*DATA TO PROCESS:*
☆ ☆ ☆
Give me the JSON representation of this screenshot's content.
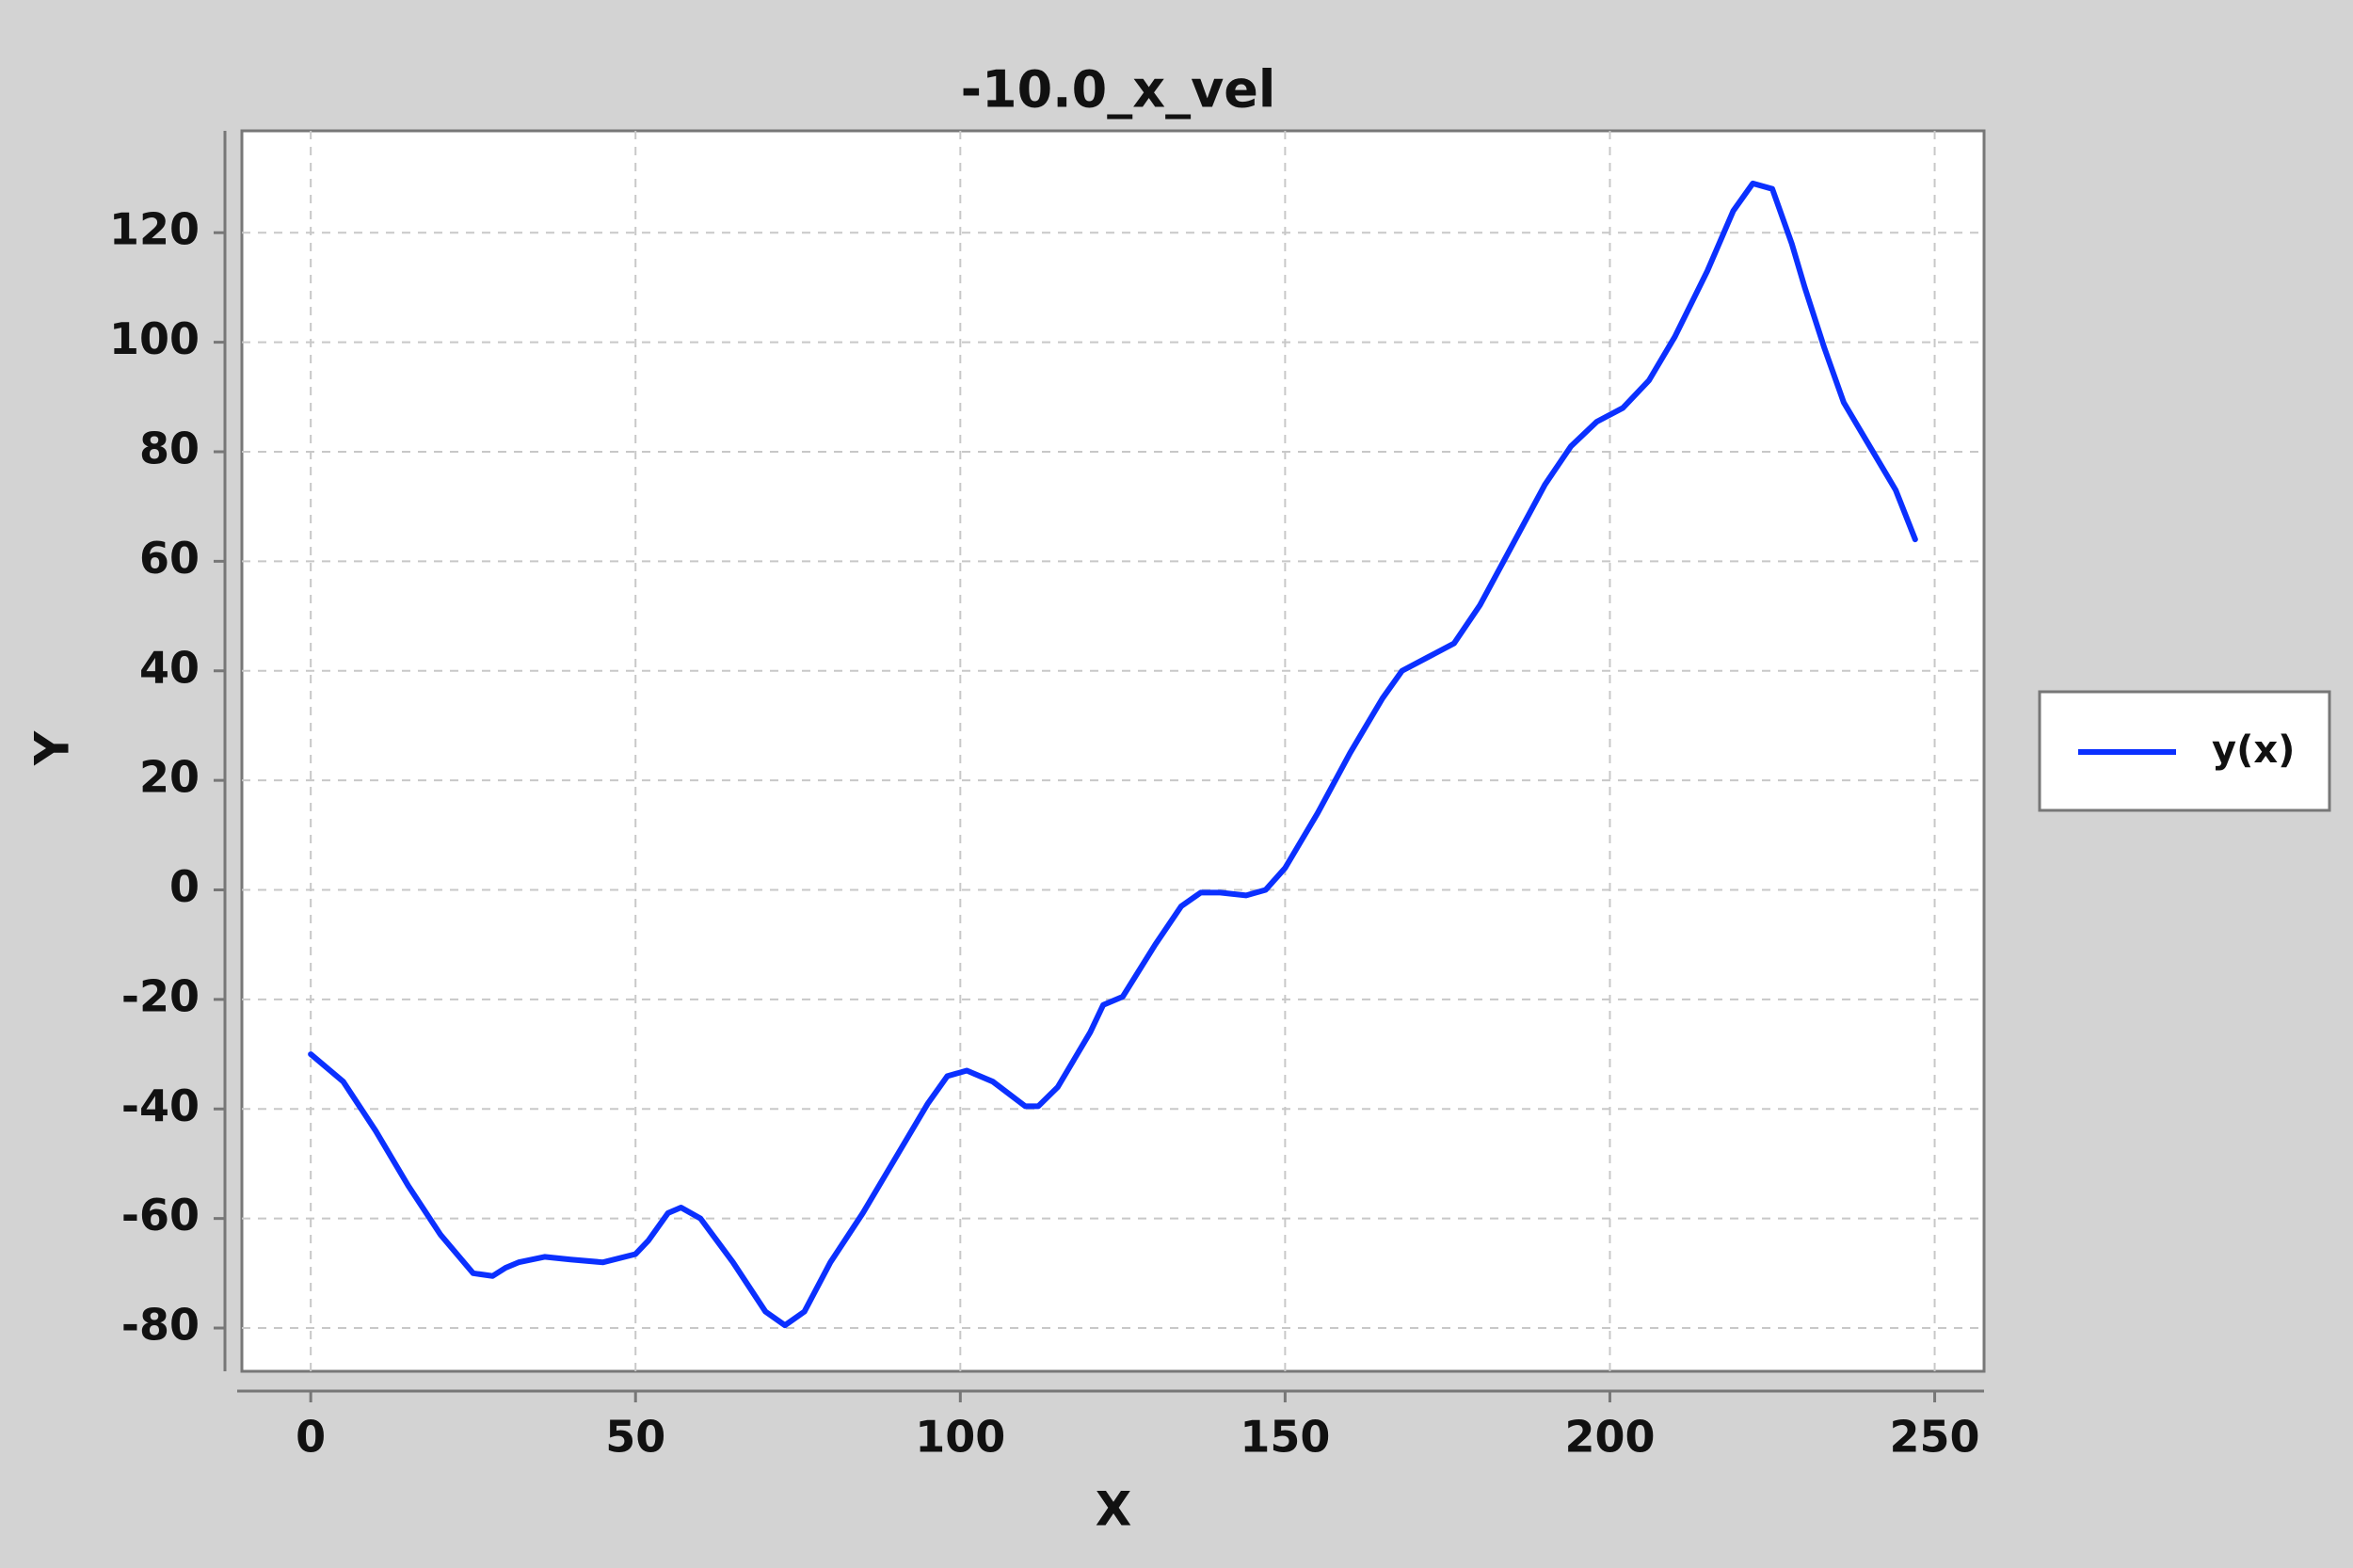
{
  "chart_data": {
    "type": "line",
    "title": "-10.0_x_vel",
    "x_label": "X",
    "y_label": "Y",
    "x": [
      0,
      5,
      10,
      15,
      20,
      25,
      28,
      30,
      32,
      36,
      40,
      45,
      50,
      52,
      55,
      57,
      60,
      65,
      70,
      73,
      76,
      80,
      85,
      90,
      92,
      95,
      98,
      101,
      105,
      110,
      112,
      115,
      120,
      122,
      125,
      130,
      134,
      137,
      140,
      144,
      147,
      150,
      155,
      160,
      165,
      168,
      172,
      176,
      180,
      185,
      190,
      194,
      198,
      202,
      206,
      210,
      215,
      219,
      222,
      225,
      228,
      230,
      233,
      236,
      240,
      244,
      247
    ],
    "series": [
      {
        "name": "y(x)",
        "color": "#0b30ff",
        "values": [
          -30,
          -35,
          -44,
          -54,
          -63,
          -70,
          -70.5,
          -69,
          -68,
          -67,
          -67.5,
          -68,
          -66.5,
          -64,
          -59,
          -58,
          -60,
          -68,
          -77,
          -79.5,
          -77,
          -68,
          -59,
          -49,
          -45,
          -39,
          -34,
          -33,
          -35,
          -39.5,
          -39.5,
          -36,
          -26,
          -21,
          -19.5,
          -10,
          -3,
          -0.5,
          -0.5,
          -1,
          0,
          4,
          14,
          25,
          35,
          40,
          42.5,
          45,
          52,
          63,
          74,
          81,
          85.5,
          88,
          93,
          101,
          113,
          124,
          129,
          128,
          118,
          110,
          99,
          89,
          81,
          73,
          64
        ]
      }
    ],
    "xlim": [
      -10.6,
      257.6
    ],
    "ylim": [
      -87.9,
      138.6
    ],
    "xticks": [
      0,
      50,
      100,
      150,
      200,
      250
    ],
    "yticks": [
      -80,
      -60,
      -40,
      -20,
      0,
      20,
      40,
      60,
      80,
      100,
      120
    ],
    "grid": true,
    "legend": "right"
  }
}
☆ ☆ ☆
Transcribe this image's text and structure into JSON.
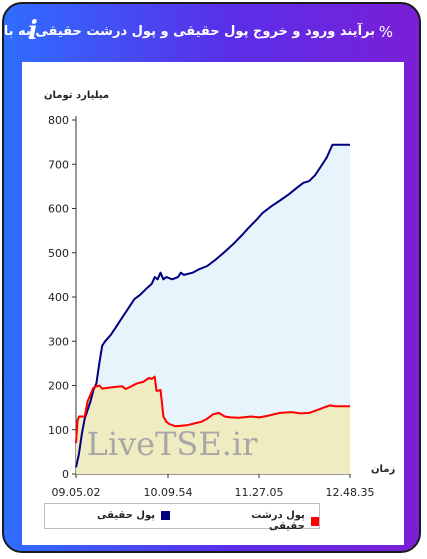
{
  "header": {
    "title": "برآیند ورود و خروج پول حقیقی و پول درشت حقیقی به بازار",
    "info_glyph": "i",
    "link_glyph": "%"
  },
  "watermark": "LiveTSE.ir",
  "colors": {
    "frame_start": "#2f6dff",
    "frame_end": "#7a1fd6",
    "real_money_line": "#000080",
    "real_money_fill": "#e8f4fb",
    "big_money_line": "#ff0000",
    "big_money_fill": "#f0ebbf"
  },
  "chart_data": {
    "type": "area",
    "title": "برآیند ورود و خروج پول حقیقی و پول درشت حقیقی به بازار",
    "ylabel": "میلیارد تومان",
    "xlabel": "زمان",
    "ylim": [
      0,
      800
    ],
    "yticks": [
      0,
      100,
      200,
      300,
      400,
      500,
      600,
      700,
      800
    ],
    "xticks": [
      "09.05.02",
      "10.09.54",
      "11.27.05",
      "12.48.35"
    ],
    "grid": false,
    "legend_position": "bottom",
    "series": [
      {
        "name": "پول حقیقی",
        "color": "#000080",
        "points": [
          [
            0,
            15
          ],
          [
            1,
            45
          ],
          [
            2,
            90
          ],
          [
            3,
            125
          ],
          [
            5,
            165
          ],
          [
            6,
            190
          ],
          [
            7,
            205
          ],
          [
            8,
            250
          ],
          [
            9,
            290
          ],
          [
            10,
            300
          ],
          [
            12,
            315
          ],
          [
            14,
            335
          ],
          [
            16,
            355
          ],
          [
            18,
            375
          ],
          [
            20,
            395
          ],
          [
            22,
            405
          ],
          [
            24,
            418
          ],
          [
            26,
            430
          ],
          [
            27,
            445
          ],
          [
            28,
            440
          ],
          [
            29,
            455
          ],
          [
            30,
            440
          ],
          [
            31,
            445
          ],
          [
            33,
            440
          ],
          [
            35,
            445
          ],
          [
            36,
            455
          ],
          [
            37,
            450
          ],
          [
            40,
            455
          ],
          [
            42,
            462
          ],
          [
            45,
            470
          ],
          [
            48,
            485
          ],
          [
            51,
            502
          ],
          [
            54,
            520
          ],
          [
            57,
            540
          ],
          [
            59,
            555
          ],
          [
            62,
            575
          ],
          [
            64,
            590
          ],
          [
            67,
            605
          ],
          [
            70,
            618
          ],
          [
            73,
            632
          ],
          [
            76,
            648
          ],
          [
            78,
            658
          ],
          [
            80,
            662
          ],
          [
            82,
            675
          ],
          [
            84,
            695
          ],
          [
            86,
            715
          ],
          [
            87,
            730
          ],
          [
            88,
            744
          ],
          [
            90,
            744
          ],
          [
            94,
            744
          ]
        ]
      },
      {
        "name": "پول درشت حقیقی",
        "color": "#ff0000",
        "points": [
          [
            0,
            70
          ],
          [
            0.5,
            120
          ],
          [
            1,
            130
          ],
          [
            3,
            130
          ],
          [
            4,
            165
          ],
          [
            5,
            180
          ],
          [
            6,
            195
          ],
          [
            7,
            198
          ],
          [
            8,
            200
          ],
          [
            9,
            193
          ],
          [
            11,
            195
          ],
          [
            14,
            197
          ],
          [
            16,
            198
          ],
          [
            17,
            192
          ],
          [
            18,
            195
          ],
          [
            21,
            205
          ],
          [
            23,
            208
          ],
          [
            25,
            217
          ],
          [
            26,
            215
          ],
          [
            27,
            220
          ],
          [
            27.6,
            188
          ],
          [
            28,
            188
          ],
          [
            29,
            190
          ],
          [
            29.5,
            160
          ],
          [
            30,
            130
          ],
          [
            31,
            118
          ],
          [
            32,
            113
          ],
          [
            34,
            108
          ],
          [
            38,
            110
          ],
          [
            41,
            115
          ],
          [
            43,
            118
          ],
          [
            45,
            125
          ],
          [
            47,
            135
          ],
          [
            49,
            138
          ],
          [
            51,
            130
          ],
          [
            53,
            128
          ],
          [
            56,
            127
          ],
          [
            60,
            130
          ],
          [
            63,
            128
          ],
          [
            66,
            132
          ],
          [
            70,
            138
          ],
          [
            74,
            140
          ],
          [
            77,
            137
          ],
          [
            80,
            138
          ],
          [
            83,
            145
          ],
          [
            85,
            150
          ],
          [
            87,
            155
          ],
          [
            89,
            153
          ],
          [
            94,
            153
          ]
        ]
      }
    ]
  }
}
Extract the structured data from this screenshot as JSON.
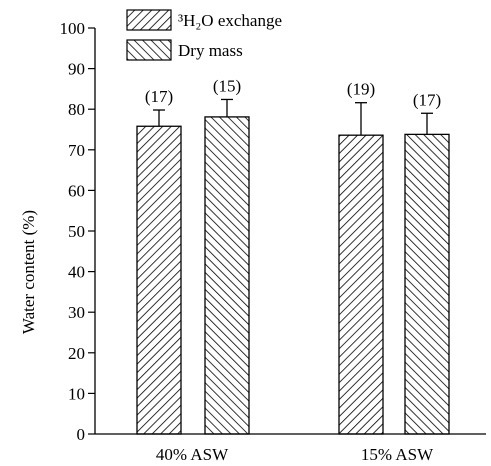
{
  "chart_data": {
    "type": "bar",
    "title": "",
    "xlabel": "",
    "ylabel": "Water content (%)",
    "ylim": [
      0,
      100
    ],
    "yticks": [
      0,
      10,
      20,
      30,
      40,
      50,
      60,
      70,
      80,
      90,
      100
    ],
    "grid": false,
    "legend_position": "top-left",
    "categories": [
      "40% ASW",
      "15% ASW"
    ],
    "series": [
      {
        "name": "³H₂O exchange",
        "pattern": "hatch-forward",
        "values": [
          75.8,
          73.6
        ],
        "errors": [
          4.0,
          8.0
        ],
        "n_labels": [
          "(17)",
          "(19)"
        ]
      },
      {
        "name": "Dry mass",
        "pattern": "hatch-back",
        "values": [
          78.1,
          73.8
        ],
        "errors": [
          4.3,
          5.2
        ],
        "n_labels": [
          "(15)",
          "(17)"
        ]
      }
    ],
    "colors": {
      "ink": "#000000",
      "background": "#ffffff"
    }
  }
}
☆ ☆ ☆
*WHAT YOU SHOULD DO:*
Find every line in the records that has the string "pattern", then state how many there are and nothing else.

*SOLUTION BELOW:*
2